**REQUIREMENTS:**
In the records below, work out how many lines hold the word "this". Report the number alone.
--- START RECORDS FOR THE EXERCISE ---
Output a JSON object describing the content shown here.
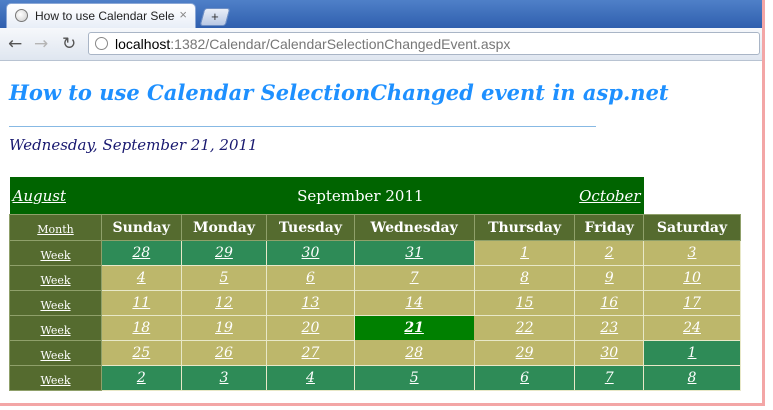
{
  "browser": {
    "tab_title": "How to use Calendar Select",
    "tab_close": "×",
    "new_tab": "+",
    "url_host": "localhost",
    "url_rest": ":1382/Calendar/CalendarSelectionChangedEvent.aspx"
  },
  "page": {
    "heading": "How to use Calendar SelectionChanged event in asp.net",
    "selected_date": "Wednesday, September 21, 2011"
  },
  "calendar": {
    "prev_month": "August",
    "title": "September 2011",
    "next_month": "October",
    "month_selector": "Month",
    "week_selector": "Week",
    "day_names": [
      "Sunday",
      "Monday",
      "Tuesday",
      "Wednesday",
      "Thursday",
      "Friday",
      "Saturday"
    ],
    "weeks": [
      [
        {
          "d": "28",
          "t": "other"
        },
        {
          "d": "29",
          "t": "other"
        },
        {
          "d": "30",
          "t": "other"
        },
        {
          "d": "31",
          "t": "other"
        },
        {
          "d": "1",
          "t": "cur"
        },
        {
          "d": "2",
          "t": "cur"
        },
        {
          "d": "3",
          "t": "cur"
        }
      ],
      [
        {
          "d": "4",
          "t": "cur"
        },
        {
          "d": "5",
          "t": "cur"
        },
        {
          "d": "6",
          "t": "cur"
        },
        {
          "d": "7",
          "t": "cur"
        },
        {
          "d": "8",
          "t": "cur"
        },
        {
          "d": "9",
          "t": "cur"
        },
        {
          "d": "10",
          "t": "cur"
        }
      ],
      [
        {
          "d": "11",
          "t": "cur"
        },
        {
          "d": "12",
          "t": "cur"
        },
        {
          "d": "13",
          "t": "cur"
        },
        {
          "d": "14",
          "t": "cur"
        },
        {
          "d": "15",
          "t": "cur"
        },
        {
          "d": "16",
          "t": "cur"
        },
        {
          "d": "17",
          "t": "cur"
        }
      ],
      [
        {
          "d": "18",
          "t": "cur"
        },
        {
          "d": "19",
          "t": "cur"
        },
        {
          "d": "20",
          "t": "cur"
        },
        {
          "d": "21",
          "t": "sel"
        },
        {
          "d": "22",
          "t": "cur"
        },
        {
          "d": "23",
          "t": "cur"
        },
        {
          "d": "24",
          "t": "cur"
        }
      ],
      [
        {
          "d": "25",
          "t": "cur"
        },
        {
          "d": "26",
          "t": "cur"
        },
        {
          "d": "27",
          "t": "cur"
        },
        {
          "d": "28",
          "t": "cur"
        },
        {
          "d": "29",
          "t": "cur"
        },
        {
          "d": "30",
          "t": "cur"
        },
        {
          "d": "1",
          "t": "other"
        }
      ],
      [
        {
          "d": "2",
          "t": "other"
        },
        {
          "d": "3",
          "t": "other"
        },
        {
          "d": "4",
          "t": "other"
        },
        {
          "d": "5",
          "t": "other"
        },
        {
          "d": "6",
          "t": "other"
        },
        {
          "d": "7",
          "t": "other"
        },
        {
          "d": "8",
          "t": "other"
        }
      ]
    ]
  }
}
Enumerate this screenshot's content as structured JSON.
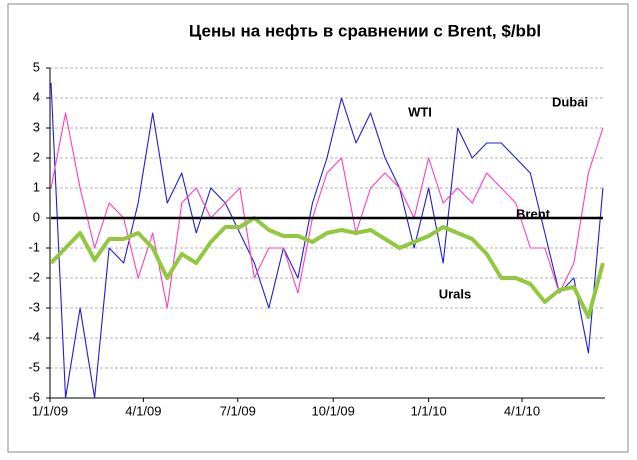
{
  "chart_data": {
    "type": "line",
    "title": "Цены на нефть в сравнении с Brent, $/bbl",
    "x": [
      "2009-01-02",
      "2009-01-16",
      "2009-01-30",
      "2009-02-13",
      "2009-02-27",
      "2009-03-13",
      "2009-03-27",
      "2009-04-10",
      "2009-04-24",
      "2009-05-08",
      "2009-05-22",
      "2009-06-05",
      "2009-06-19",
      "2009-07-03",
      "2009-07-17",
      "2009-07-31",
      "2009-08-14",
      "2009-08-28",
      "2009-09-11",
      "2009-09-25",
      "2009-10-09",
      "2009-10-23",
      "2009-11-06",
      "2009-11-20",
      "2009-12-04",
      "2009-12-18",
      "2010-01-01",
      "2010-01-15",
      "2010-01-29",
      "2010-02-12",
      "2010-02-26",
      "2010-03-12",
      "2010-03-26",
      "2010-04-09",
      "2010-04-23",
      "2010-05-07",
      "2010-05-21",
      "2010-06-04",
      "2010-06-18"
    ],
    "series": [
      {
        "name": "WTI",
        "color": "#1f1fd0",
        "values": [
          4.5,
          -6,
          -3,
          -6,
          -1,
          -1.5,
          0.5,
          3.5,
          0.5,
          1.5,
          -0.5,
          1,
          0.5,
          -0.5,
          -1.5,
          -3,
          -1,
          -2,
          0.5,
          2,
          4,
          2.5,
          3.5,
          2,
          1,
          -1,
          1,
          -1.5,
          3,
          2,
          2.5,
          2.5,
          2,
          1.5,
          -0.5,
          -2.5,
          -2,
          -4.5,
          1
        ]
      },
      {
        "name": "Dubai",
        "color": "#ff3fbf",
        "values": [
          1,
          3.5,
          1,
          -1,
          0.5,
          0,
          -2,
          -0.5,
          -3,
          0.5,
          1,
          0,
          0.5,
          1,
          -2,
          -1,
          -1,
          -2.5,
          0,
          1.5,
          2,
          -0.5,
          1,
          1.5,
          1,
          0,
          2,
          0.5,
          1,
          0.5,
          1.5,
          1,
          0.5,
          -1,
          -1,
          -2.5,
          -1.5,
          1.5,
          3
        ]
      },
      {
        "name": "Urals",
        "color": "#92c83e",
        "values": [
          -1.5,
          -1,
          -0.5,
          -1.4,
          -0.7,
          -0.7,
          -0.5,
          -1,
          -2,
          -1.2,
          -1.5,
          -0.8,
          -0.3,
          -0.3,
          0,
          -0.4,
          -0.6,
          -0.6,
          -0.8,
          -0.5,
          -0.4,
          -0.5,
          -0.4,
          -0.7,
          -1,
          -0.8,
          -0.6,
          -0.3,
          -0.5,
          -0.7,
          -1.2,
          -2,
          -2,
          -2.2,
          -2.8,
          -2.4,
          -2.3,
          -3.3,
          -1.5
        ]
      },
      {
        "name": "Brent",
        "color": "#000000",
        "values": [
          0,
          0,
          0,
          0,
          0,
          0,
          0,
          0,
          0,
          0,
          0,
          0,
          0,
          0,
          0,
          0,
          0,
          0,
          0,
          0,
          0,
          0,
          0,
          0,
          0,
          0,
          0,
          0,
          0,
          0,
          0,
          0,
          0,
          0,
          0,
          0,
          0,
          0,
          0
        ]
      }
    ],
    "xlim": [
      "2009-01-01",
      "2010-06-20"
    ],
    "xticks": [
      {
        "value": "2009-01-01",
        "label": "1/1/09"
      },
      {
        "value": "2009-04-01",
        "label": "4/1/09"
      },
      {
        "value": "2009-07-01",
        "label": "7/1/09"
      },
      {
        "value": "2009-10-01",
        "label": "10/1/09"
      },
      {
        "value": "2010-01-01",
        "label": "1/1/10"
      },
      {
        "value": "2010-04-01",
        "label": "4/1/10"
      }
    ],
    "ylim": [
      -6,
      5
    ],
    "yticks": [
      -6,
      -5,
      -4,
      -3,
      -2,
      -1,
      0,
      1,
      2,
      3,
      4,
      5
    ],
    "grid": true
  }
}
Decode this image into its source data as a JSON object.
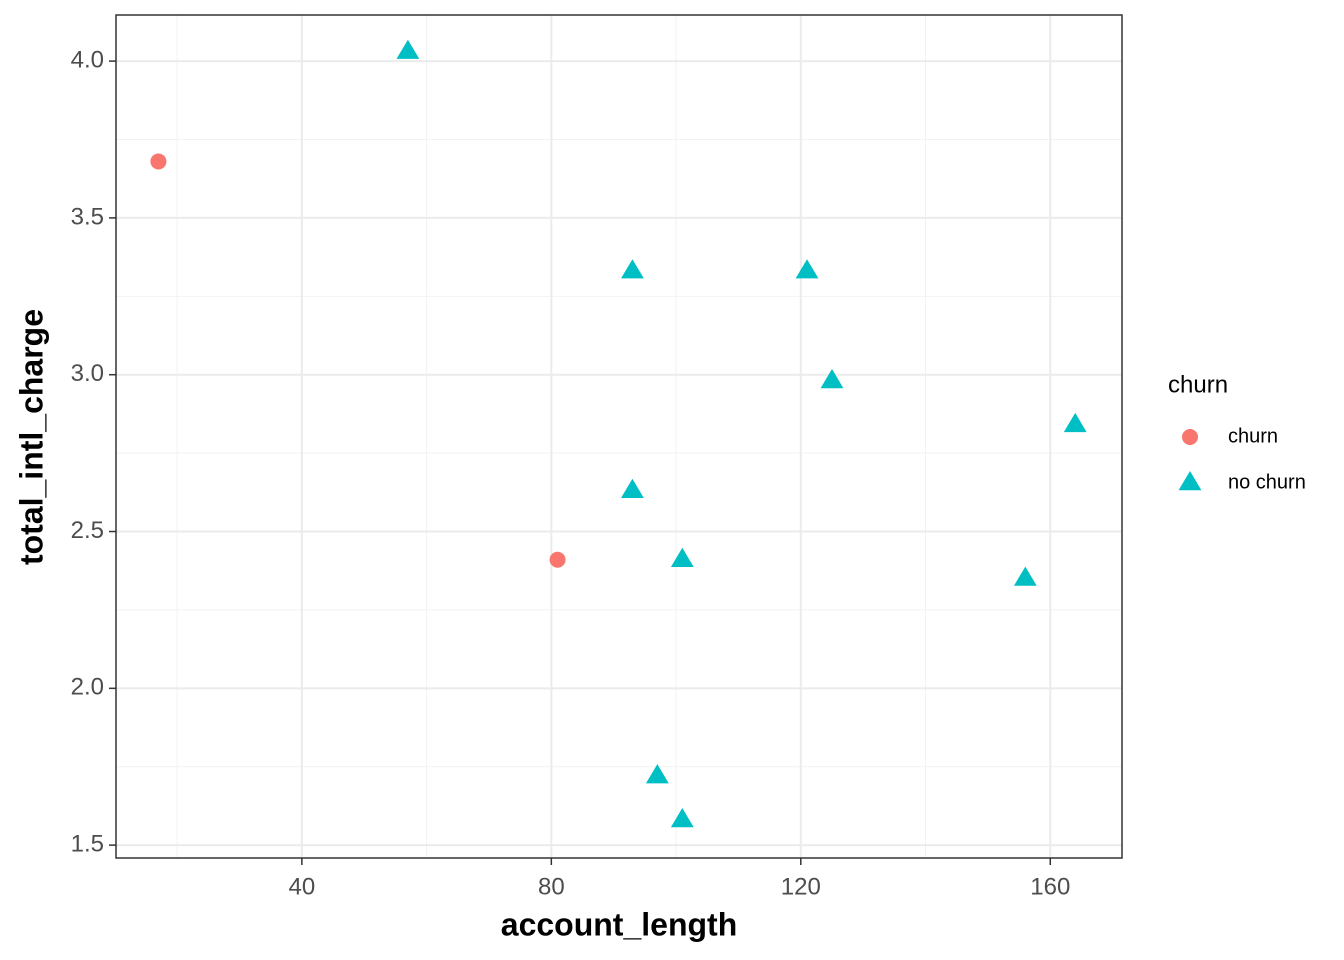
{
  "chart_data": {
    "type": "scatter",
    "x_label": "account_length",
    "y_label": "total_intl_charge",
    "legend_title": "churn",
    "legend": "right",
    "grid": true,
    "xlim": [
      10.2,
      171.5
    ],
    "ylim": [
      1.459,
      4.147
    ],
    "xticks": [
      40,
      80,
      120,
      160
    ],
    "yticks": [
      {
        "value": 1.5,
        "label": "1.5"
      },
      {
        "value": 2,
        "label": "2.0"
      },
      {
        "value": 2.5,
        "label": "2.5"
      },
      {
        "value": 3,
        "label": "3.0"
      },
      {
        "value": 3.5,
        "label": "3.5"
      },
      {
        "value": 4,
        "label": "4.0"
      }
    ],
    "xminor_ticks": [
      20,
      60,
      100,
      140
    ],
    "yminor_ticks": [
      1.75,
      2.25,
      2.75,
      3.25,
      3.75
    ],
    "series": [
      {
        "name": "churn",
        "color": "#f8766d",
        "shape": "circle",
        "x": [
          17,
          81
        ],
        "y": [
          3.68,
          2.41
        ]
      },
      {
        "name": "no churn",
        "color": "#00bfc4",
        "shape": "triangle",
        "x": [
          57,
          93,
          121,
          125,
          164,
          93,
          101,
          156,
          97,
          101
        ],
        "y": [
          4.03,
          3.33,
          3.33,
          2.98,
          2.84,
          2.63,
          2.41,
          2.35,
          1.72,
          1.58
        ]
      }
    ]
  }
}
--- END RECORDS FOR THE EXERCISE ---
**EXERCISE RESPONSE:**
2